## EXERCISE DETAILS
Without the pictures, repeat the listing character for character.

(Some records)
******************************
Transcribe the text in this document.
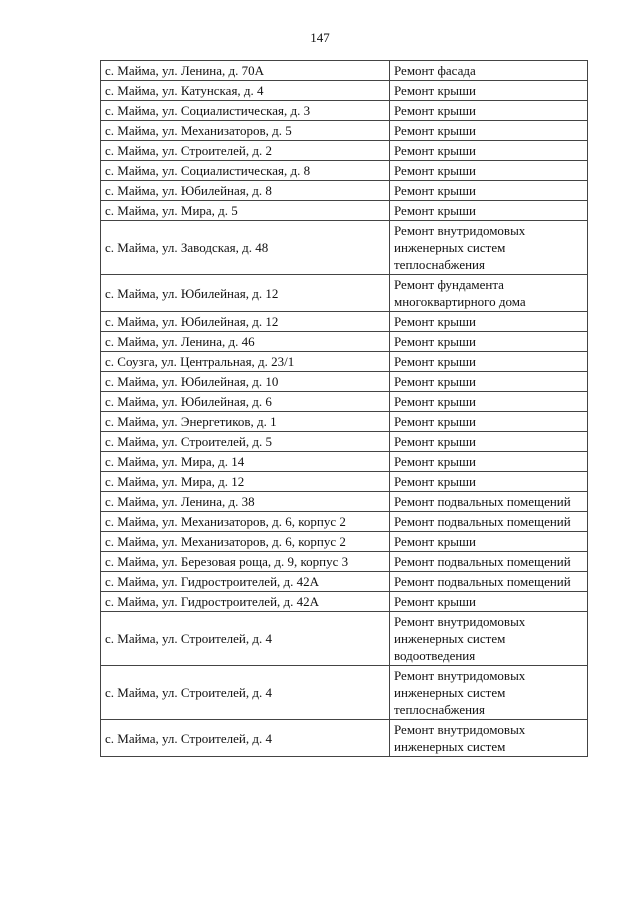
147
с. Майма, ул. Ленина, д. 70А	Ремонт фасада
с. Майма, ул. Катунская, д. 4	Ремонт крыши
с. Майма, ул. Социалистическая, д. 3	Ремонт крыши
с. Майма, ул. Механизаторов, д. 5	Ремонт крыши
с. Майма, ул. Строителей, д. 2	Ремонт крыши
с. Майма, ул. Социалистическая, д. 8	Ремонт крыши
с. Майма, ул. Юбилейная, д. 8	Ремонт крыши
с. Майма, ул. Мира, д. 5	Ремонт крыши
с. Майма, ул. Заводская, д. 48	Ремонт внутридомовых инженерных систем теплоснабжения
с. Майма, ул. Юбилейная, д. 12	Ремонт фундамента многоквартирного дома
с. Майма, ул. Юбилейная, д. 12	Ремонт крыши
с. Майма, ул. Ленина, д. 46	Ремонт крыши
с. Соузга, ул. Центральная, д. 23/1	Ремонт крыши
с. Майма, ул. Юбилейная, д. 10	Ремонт крыши
с. Майма, ул. Юбилейная, д. 6	Ремонт крыши
с. Майма, ул. Энергетиков, д. 1	Ремонт крыши
с. Майма, ул. Строителей, д. 5	Ремонт крыши
с. Майма, ул. Мира, д. 14	Ремонт крыши
с. Майма, ул. Мира, д. 12	Ремонт крыши
с. Майма, ул. Ленина, д. 38	Ремонт подвальных помещений
с. Майма, ул. Механизаторов, д. 6, корпус 2	Ремонт подвальных помещений
с. Майма, ул. Механизаторов, д. 6, корпус 2	Ремонт крыши
с. Майма, ул. Березовая роща, д. 9, корпус 3	Ремонт подвальных помещений
с. Майма, ул. Гидростроителей, д. 42А	Ремонт подвальных помещений
с. Майма, ул. Гидростроителей, д. 42А	Ремонт крыши
с. Майма, ул. Строителей, д. 4	Ремонт внутридомовых инженерных систем водоотведения
с. Майма, ул. Строителей, д. 4	Ремонт внутридомовых инженерных систем теплоснабжения
с. Майма, ул. Строителей, д. 4	Ремонт внутридомовых инженерных систем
******************************
## TASK SOLUTION
Transcribe the text in this document.
147
с. Майма, ул. Ленина, д. 70А	Ремонт фасада
с. Майма, ул. Катунская, д. 4	Ремонт крыши
с. Майма, ул. Социалистическая, д. 3	Ремонт крыши
с. Майма, ул. Механизаторов, д. 5	Ремонт крыши
с. Майма, ул. Строителей, д. 2	Ремонт крыши
с. Майма, ул. Социалистическая, д. 8	Ремонт крыши
с. Майма, ул. Юбилейная, д. 8	Ремонт крыши
с. Майма, ул. Мира, д. 5	Ремонт крыши
с. Майма, ул. Заводская, д. 48	Ремонт внутридомовых инженерных систем теплоснабжения
с. Майма, ул. Юбилейная, д. 12	Ремонт фундамента многоквартирного дома
с. Майма, ул. Юбилейная, д. 12	Ремонт крыши
с. Майма, ул. Ленина, д. 46	Ремонт крыши
с. Соузга, ул. Центральная, д. 23/1	Ремонт крыши
с. Майма, ул. Юбилейная, д. 10	Ремонт крыши
с. Майма, ул. Юбилейная, д. 6	Ремонт крыши
с. Майма, ул. Энергетиков, д. 1	Ремонт крыши
с. Майма, ул. Строителей, д. 5	Ремонт крыши
с. Майма, ул. Мира, д. 14	Ремонт крыши
с. Майма, ул. Мира, д. 12	Ремонт крыши
с. Майма, ул. Ленина, д. 38	Ремонт подвальных помещений
с. Майма, ул. Механизаторов, д. 6, корпус 2	Ремонт подвальных помещений
с. Майма, ул. Механизаторов, д. 6, корпус 2	Ремонт крыши
с. Майма, ул. Березовая роща, д. 9, корпус 3	Ремонт подвальных помещений
с. Майма, ул. Гидростроителей, д. 42А	Ремонт подвальных помещений
с. Майма, ул. Гидростроителей, д. 42А	Ремонт крыши
с. Майма, ул. Строителей, д. 4	Ремонт внутридомовых инженерных систем водоотведения
с. Майма, ул. Строителей, д. 4	Ремонт внутридомовых инженерных систем теплоснабжения
с. Майма, ул. Строителей, д. 4	Ремонт внутридомовых инженерных систем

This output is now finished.